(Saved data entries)
┏━━
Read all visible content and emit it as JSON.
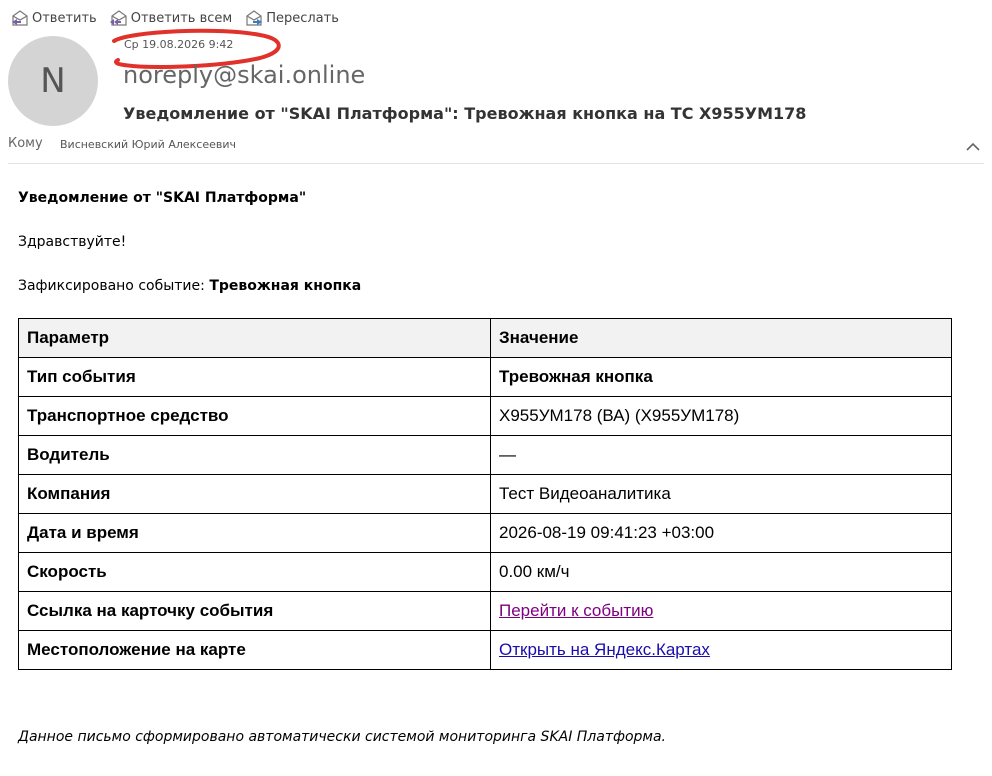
{
  "toolbar": {
    "reply": "Ответить",
    "reply_all": "Ответить всем",
    "forward": "Переслать"
  },
  "message": {
    "avatar_letter": "N",
    "date": "Ср 19.08.2026 9:42",
    "sender": "noreply@skai.online",
    "subject": "Уведомление от \"SKAI Платформа\": Тревожная кнопка на ТС Х955УМ178",
    "to_label": "Кому",
    "to_name": "Висневский Юрий Алексеевич"
  },
  "body": {
    "heading": "Уведомление от \"SKAI Платформа\"",
    "greeting": "Здравствуйте!",
    "event_prefix": "Зафиксировано событие: ",
    "event_name": "Тревожная кнопка",
    "table": {
      "headers": [
        "Параметр",
        "Значение"
      ],
      "rows": [
        {
          "key": "Тип события",
          "value": "Тревожная кнопка"
        },
        {
          "key": "Транспортное средство",
          "value": "Х955УМ178 (ВА) (Х955УМ178)"
        },
        {
          "key": "Водитель",
          "value": "—"
        },
        {
          "key": "Компания",
          "value": "Тест Видеоаналитика"
        },
        {
          "key": "Дата и время",
          "value": "2026-08-19 09:41:23 +03:00"
        },
        {
          "key": "Скорость",
          "value": "0.00 км/ч"
        },
        {
          "key": "Ссылка на карточку события",
          "value": "Перейти к событию"
        },
        {
          "key": "Местоположение на карте",
          "value": "Открыть на Яндекс.Картах"
        }
      ]
    },
    "footer": "Данное письмо сформировано автоматически системой мониторинга SKAI Платформа."
  },
  "colors": {
    "annotation": "#e0322a",
    "visited_link": "#800080",
    "link": "#1a0dab",
    "header_bg": "#f2f2f2"
  }
}
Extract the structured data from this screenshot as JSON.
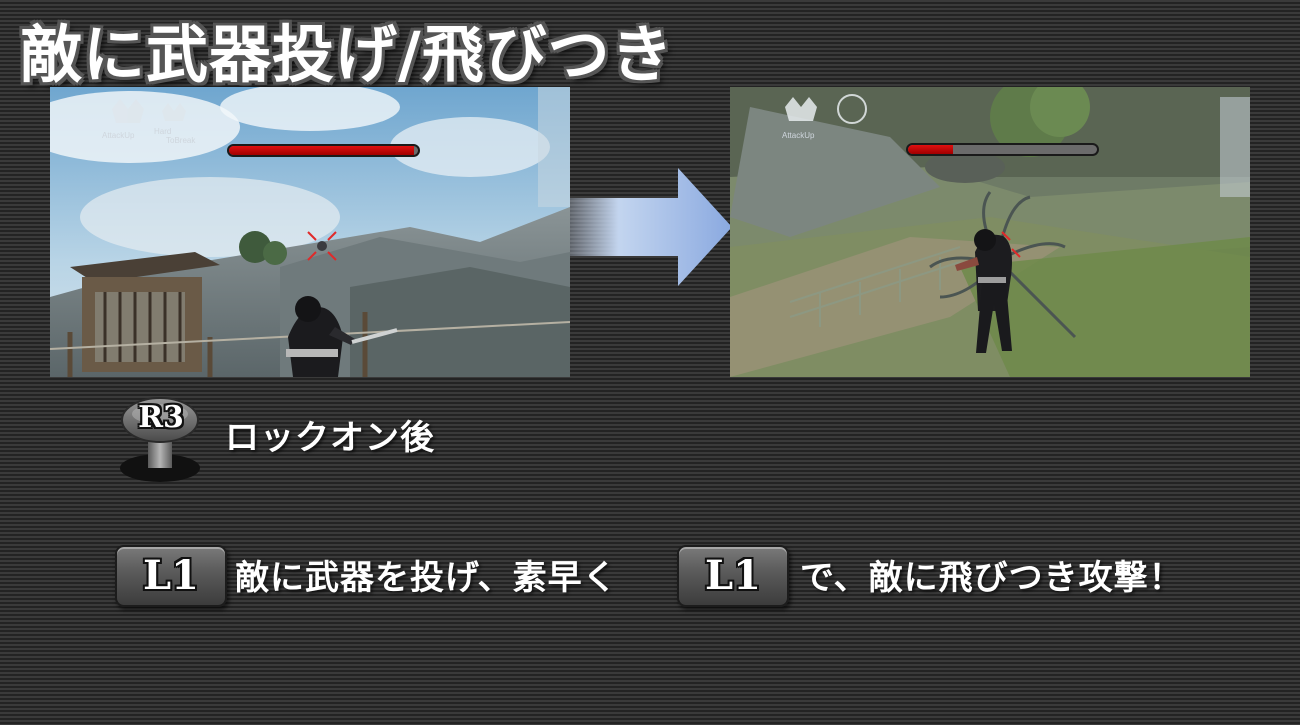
{
  "title": "敵に武器投げ/飛びつき",
  "screens": {
    "before": {
      "buffs": [
        "AttackUp",
        "Hard",
        "ToBreak"
      ],
      "enemy_hp_fraction": 0.98
    },
    "after": {
      "buffs": [
        "AttackUp"
      ],
      "enemy_hp_fraction": 0.24
    }
  },
  "controls": {
    "lockon": {
      "button": "R3",
      "text": "ロックオン後"
    },
    "attack": {
      "button_first": "L1",
      "text_first": "敵に武器を投げ、素早く",
      "button_second": "L1",
      "text_second": "で、敵に飛びつき攻撃！"
    }
  },
  "colors": {
    "hp_fill": "#d01010",
    "arrow": "#8fb0e8"
  }
}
┗━━
What you are asked to do → Gather from the data above every line with the string "value".

Final result →
          "value": "Тревожная кнопка"
          "value": "Х955УМ178 (ВА) (Х955УМ178)"
          "value": "—"
          "value": "Тест Видеоаналитика"
          "value": "2026-08-19 09:41:23 +03:00"
          "value": "0.00 км/ч"
          "value": "Перейти к событию"
          "value": "Открыть на Яндекс.Картах"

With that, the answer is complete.